Wounded Warrior Project Teams Up With Georgia Aquarium for Special Opportunity

ATLANTA, March 29, 2016 /PRNewswire-USNewswire/ -- For a group of wounded veterans, no experience was needed before they dove into a six-million-gallon tank to swim with whale sharks, fish, and manta rays.

Wounded Warrior Project takes wounded veterans swimming with whale sharks, manta rays, and fish at Georgia Aquarium.

"I am not an experienced swimmer," said My Nguyen, a National Guard veteran, and Wounded Warrior Project® (WWP) Alumnus. "I was nervous at first jumping off the dock, but the instructors gave thorough directives. It comforted me knowing the swim was slow paced."

WWP took the injured service members to swim at Georgia Aquarium to provide an opportunity to bond with other wounded service members. WWP's Alumni program helps provide shared experiences -- wounded veterans learn they are not alone in facing challenges, and they can create personalized support structures. More than 100,000 wounded veterans, caregivers, and family members receive access to 20 direct WWP programs and services, all of which are free of charge.

"It was really awesome," said Daniel English, Marine veteran and WWP Alumnus. "Words cannot really describe it. A whale shark actually swam over to me, and bumped me."

"One of the large manta rays really enjoyed breaching right near the swimmers," Army veteran and WWP Alumna Michelle Goodnight said. "One time, she tried to roll me over with her wing."

WHAT TO PRODUCE
Please pick up the press release on wounded veterans swimming at Georgia Aquarium where it stops and keep writing it.

EXTRACTED DATA
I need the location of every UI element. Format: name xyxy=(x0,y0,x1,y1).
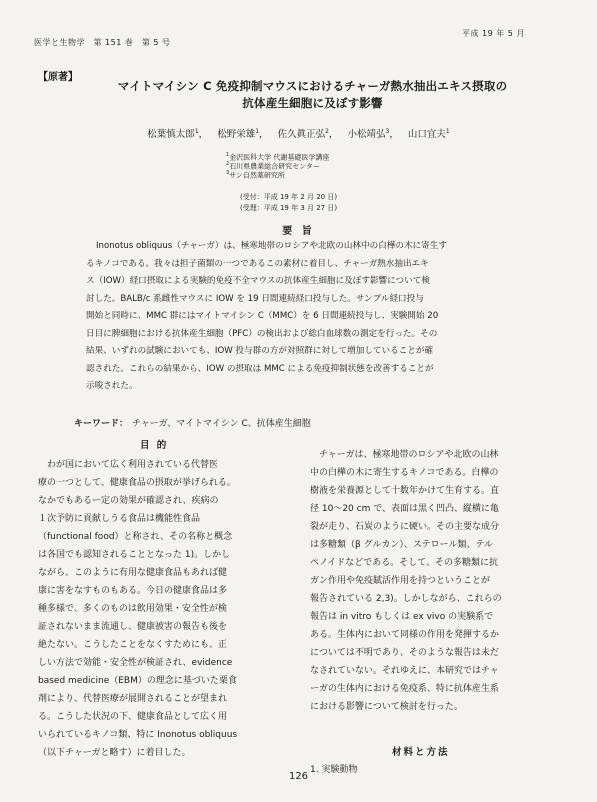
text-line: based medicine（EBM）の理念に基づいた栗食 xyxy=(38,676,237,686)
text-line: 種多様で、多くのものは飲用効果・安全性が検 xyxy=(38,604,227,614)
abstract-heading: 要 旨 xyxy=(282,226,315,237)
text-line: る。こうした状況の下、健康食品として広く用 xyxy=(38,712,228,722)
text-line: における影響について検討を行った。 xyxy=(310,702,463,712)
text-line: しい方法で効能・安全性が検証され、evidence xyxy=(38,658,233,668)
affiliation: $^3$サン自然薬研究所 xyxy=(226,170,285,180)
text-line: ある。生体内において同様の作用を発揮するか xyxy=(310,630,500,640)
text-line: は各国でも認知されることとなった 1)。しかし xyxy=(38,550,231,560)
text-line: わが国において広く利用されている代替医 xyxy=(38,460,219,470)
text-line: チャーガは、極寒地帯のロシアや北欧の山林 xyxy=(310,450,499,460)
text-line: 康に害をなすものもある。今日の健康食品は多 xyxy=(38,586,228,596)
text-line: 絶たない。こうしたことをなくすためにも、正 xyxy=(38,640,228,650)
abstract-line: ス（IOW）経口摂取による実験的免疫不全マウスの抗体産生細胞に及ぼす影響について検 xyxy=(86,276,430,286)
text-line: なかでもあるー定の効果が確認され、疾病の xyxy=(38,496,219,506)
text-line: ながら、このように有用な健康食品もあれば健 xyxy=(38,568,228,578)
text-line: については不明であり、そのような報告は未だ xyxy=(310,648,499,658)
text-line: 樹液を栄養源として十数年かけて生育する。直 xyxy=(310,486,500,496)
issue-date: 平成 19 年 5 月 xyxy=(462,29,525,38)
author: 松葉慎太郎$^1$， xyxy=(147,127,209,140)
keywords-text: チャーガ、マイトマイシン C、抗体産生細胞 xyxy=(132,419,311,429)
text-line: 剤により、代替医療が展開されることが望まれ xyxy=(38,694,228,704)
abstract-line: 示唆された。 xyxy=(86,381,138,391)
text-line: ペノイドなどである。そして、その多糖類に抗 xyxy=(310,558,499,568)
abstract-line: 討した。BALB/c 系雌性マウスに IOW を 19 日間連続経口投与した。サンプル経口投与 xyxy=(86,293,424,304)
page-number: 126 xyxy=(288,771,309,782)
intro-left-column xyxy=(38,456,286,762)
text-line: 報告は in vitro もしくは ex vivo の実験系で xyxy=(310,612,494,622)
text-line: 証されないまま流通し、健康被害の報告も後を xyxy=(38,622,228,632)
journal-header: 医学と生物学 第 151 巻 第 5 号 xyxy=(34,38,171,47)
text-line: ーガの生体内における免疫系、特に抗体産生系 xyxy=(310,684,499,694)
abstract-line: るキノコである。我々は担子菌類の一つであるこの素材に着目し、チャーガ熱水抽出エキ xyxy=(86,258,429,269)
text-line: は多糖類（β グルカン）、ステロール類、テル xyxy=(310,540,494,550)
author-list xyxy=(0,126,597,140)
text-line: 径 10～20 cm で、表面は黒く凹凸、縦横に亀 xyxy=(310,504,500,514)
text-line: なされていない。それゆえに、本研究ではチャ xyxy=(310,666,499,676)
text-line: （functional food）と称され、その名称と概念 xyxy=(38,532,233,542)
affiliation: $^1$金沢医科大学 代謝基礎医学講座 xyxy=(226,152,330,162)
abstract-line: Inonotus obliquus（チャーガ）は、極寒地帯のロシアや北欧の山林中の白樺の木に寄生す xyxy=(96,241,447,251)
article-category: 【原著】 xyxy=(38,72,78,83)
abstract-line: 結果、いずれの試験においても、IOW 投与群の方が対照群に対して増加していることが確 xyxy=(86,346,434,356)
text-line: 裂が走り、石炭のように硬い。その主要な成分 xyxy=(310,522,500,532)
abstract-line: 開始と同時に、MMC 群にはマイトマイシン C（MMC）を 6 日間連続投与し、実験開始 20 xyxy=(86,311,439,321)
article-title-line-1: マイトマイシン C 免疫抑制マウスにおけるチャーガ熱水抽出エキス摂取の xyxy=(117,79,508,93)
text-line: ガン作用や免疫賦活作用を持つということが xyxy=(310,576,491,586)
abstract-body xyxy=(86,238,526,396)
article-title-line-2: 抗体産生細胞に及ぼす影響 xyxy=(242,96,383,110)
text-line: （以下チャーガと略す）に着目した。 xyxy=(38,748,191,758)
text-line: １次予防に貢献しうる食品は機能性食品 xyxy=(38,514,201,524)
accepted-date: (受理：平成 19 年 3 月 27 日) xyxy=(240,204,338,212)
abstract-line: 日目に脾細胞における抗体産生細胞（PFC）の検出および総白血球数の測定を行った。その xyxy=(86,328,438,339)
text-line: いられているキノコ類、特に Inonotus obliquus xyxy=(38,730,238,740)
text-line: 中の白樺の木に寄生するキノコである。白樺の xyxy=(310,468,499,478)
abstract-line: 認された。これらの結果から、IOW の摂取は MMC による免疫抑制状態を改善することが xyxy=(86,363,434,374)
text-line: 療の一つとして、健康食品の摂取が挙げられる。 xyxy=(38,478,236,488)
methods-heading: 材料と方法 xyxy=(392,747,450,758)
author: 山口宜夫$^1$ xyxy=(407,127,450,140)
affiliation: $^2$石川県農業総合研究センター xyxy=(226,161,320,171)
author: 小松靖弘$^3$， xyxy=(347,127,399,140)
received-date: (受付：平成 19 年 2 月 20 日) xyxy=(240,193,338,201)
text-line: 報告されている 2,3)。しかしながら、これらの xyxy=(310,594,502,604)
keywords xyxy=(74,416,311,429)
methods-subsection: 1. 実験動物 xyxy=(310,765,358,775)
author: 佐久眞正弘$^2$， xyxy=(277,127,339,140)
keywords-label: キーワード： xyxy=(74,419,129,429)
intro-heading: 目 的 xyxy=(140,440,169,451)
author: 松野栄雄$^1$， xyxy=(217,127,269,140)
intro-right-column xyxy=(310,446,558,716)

ANSWER TO THE TASK
"It was amazing how close the rays and whale sharks got," My said. "It was breathtaking."

For Daniel, the event brought back memories and created new ones.

"I used to watch nature shows with my dad while growing up," Daniel said. "This brought that all back. To be able to swim over one of the tunnels over my children and wave at them, it was really neat to see their faces."

That unique experience serves a purpose for My, Daniel, and the other wounded veteran participants.

"It is nice to have your brothers by your side," Daniel said. "People who know what you are going through."

"I'm glad that I am part of WWP because it helps me do different activities outside of the everyday struggle with PTSD (post-traumatic stress disorder) and dealing with people," My said. "I can't wait for my next opportunity to engage with WWP!"

Just in February, WWP served more than 25,000 injured veterans, their families, and caregivers through programs and services. One of the programs, Physical Health and Wellness, helps reduce stress, combat depression, and promote a healthy and active lifestyle by encouraging participation in fun, educational events.

https://www.woundedwarriorproject.org/programs/physical-health-wellness.aspx.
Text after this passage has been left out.